**To be done**
From the records below, pull each line that has "name".

**Material shown**
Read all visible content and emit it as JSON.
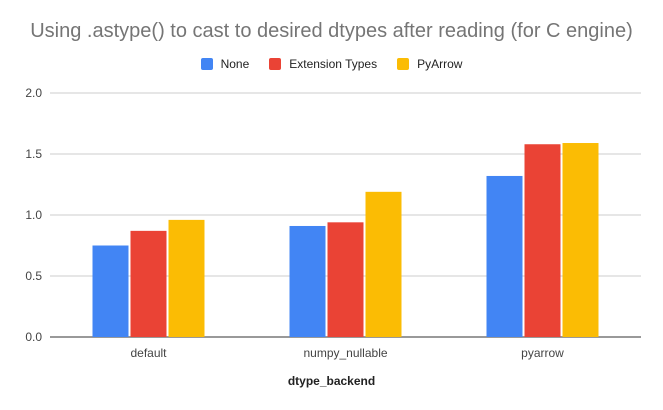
{
  "chart_data": {
    "type": "bar",
    "title": "Using .astype() to cast to desired dtypes after reading (for C engine)",
    "xlabel": "dtype_backend",
    "ylabel": "",
    "categories": [
      "default",
      "numpy_nullable",
      "pyarrow"
    ],
    "series": [
      {
        "name": "None",
        "color": "#4285F4",
        "values": [
          0.75,
          0.91,
          1.32
        ]
      },
      {
        "name": "Extension Types",
        "color": "#EA4335",
        "values": [
          0.87,
          0.94,
          1.58
        ]
      },
      {
        "name": "PyArrow",
        "color": "#FBBC04",
        "values": [
          0.96,
          1.19,
          1.59
        ]
      }
    ],
    "ylim": [
      0,
      2.0
    ],
    "yticks": [
      "0.0",
      "0.5",
      "1.0",
      "1.5",
      "2.0"
    ],
    "grid": true,
    "legend_position": "top"
  }
}
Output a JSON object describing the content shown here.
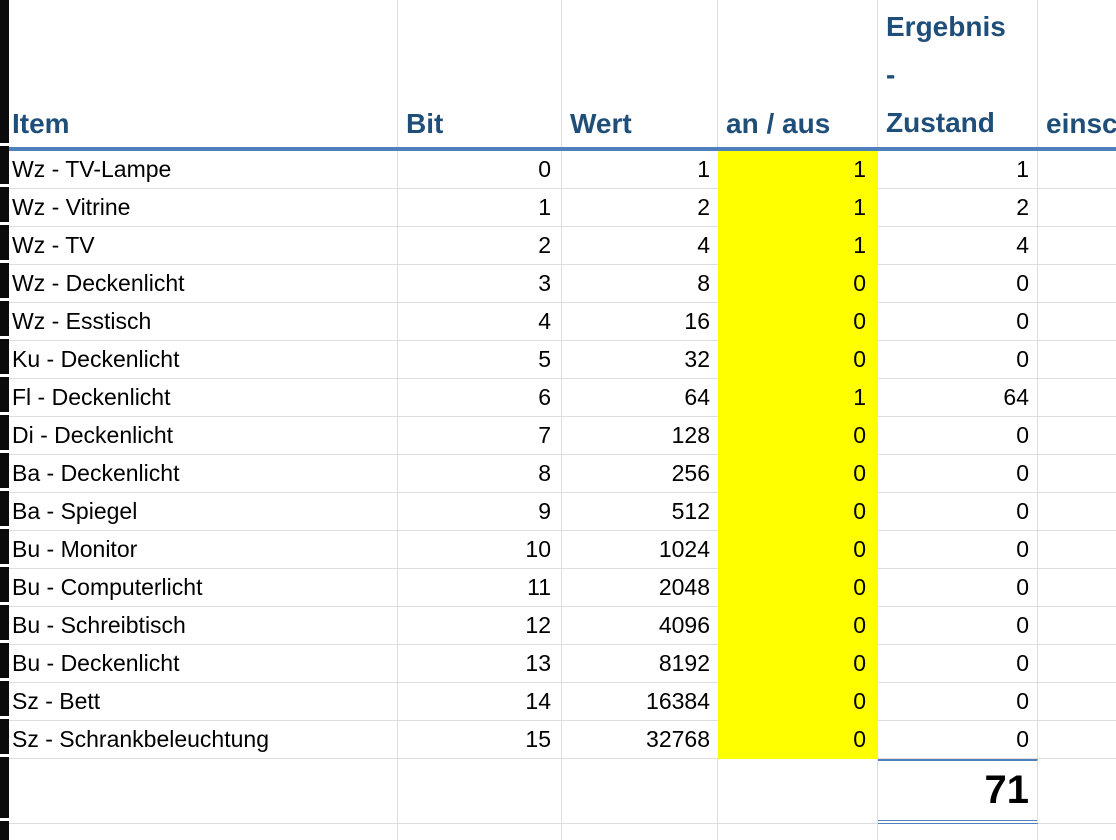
{
  "sheet": {
    "columns": [
      {
        "key": "item",
        "label": "Item"
      },
      {
        "key": "bit",
        "label": "Bit"
      },
      {
        "key": "wert",
        "label": "Wert"
      },
      {
        "key": "an_aus",
        "label": "an / aus"
      },
      {
        "key": "zustand",
        "label": "Ergebnis\n-\nZustand"
      },
      {
        "key": "einschalten",
        "label": "einsc"
      }
    ],
    "highlight_column": "an_aus",
    "rows": [
      {
        "item": "Wz - TV-Lampe",
        "bit": "0",
        "wert": "1",
        "an_aus": "1",
        "zustand": "1",
        "einschalten": ""
      },
      {
        "item": "Wz - Vitrine",
        "bit": "1",
        "wert": "2",
        "an_aus": "1",
        "zustand": "2",
        "einschalten": ""
      },
      {
        "item": "Wz - TV",
        "bit": "2",
        "wert": "4",
        "an_aus": "1",
        "zustand": "4",
        "einschalten": ""
      },
      {
        "item": "Wz - Deckenlicht",
        "bit": "3",
        "wert": "8",
        "an_aus": "0",
        "zustand": "0",
        "einschalten": ""
      },
      {
        "item": "Wz - Esstisch",
        "bit": "4",
        "wert": "16",
        "an_aus": "0",
        "zustand": "0",
        "einschalten": ""
      },
      {
        "item": "Ku - Deckenlicht",
        "bit": "5",
        "wert": "32",
        "an_aus": "0",
        "zustand": "0",
        "einschalten": ""
      },
      {
        "item": "Fl - Deckenlicht",
        "bit": "6",
        "wert": "64",
        "an_aus": "1",
        "zustand": "64",
        "einschalten": ""
      },
      {
        "item": "Di - Deckenlicht",
        "bit": "7",
        "wert": "128",
        "an_aus": "0",
        "zustand": "0",
        "einschalten": ""
      },
      {
        "item": "Ba - Deckenlicht",
        "bit": "8",
        "wert": "256",
        "an_aus": "0",
        "zustand": "0",
        "einschalten": ""
      },
      {
        "item": "Ba - Spiegel",
        "bit": "9",
        "wert": "512",
        "an_aus": "0",
        "zustand": "0",
        "einschalten": ""
      },
      {
        "item": "Bu - Monitor",
        "bit": "10",
        "wert": "1024",
        "an_aus": "0",
        "zustand": "0",
        "einschalten": ""
      },
      {
        "item": "Bu - Computerlicht",
        "bit": "11",
        "wert": "2048",
        "an_aus": "0",
        "zustand": "0",
        "einschalten": ""
      },
      {
        "item": "Bu - Schreibtisch",
        "bit": "12",
        "wert": "4096",
        "an_aus": "0",
        "zustand": "0",
        "einschalten": ""
      },
      {
        "item": "Bu - Deckenlicht",
        "bit": "13",
        "wert": "8192",
        "an_aus": "0",
        "zustand": "0",
        "einschalten": ""
      },
      {
        "item": "Sz - Bett",
        "bit": "14",
        "wert": "16384",
        "an_aus": "0",
        "zustand": "0",
        "einschalten": ""
      },
      {
        "item": "Sz - Schrankbeleuchtung",
        "bit": "15",
        "wert": "32768",
        "an_aus": "0",
        "zustand": "0",
        "einschalten": ""
      }
    ],
    "total_row": {
      "zustand": "71"
    },
    "colors": {
      "header_text": "#1F4E79",
      "accent_border": "#4E80BD",
      "highlight_fill": "#FFFF00",
      "gridline": "#DEDEDE",
      "cell_text": "#000000"
    }
  }
}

**Output**
        "name": "None",
        "name": "Extension Types",
        "name": "PyArrow",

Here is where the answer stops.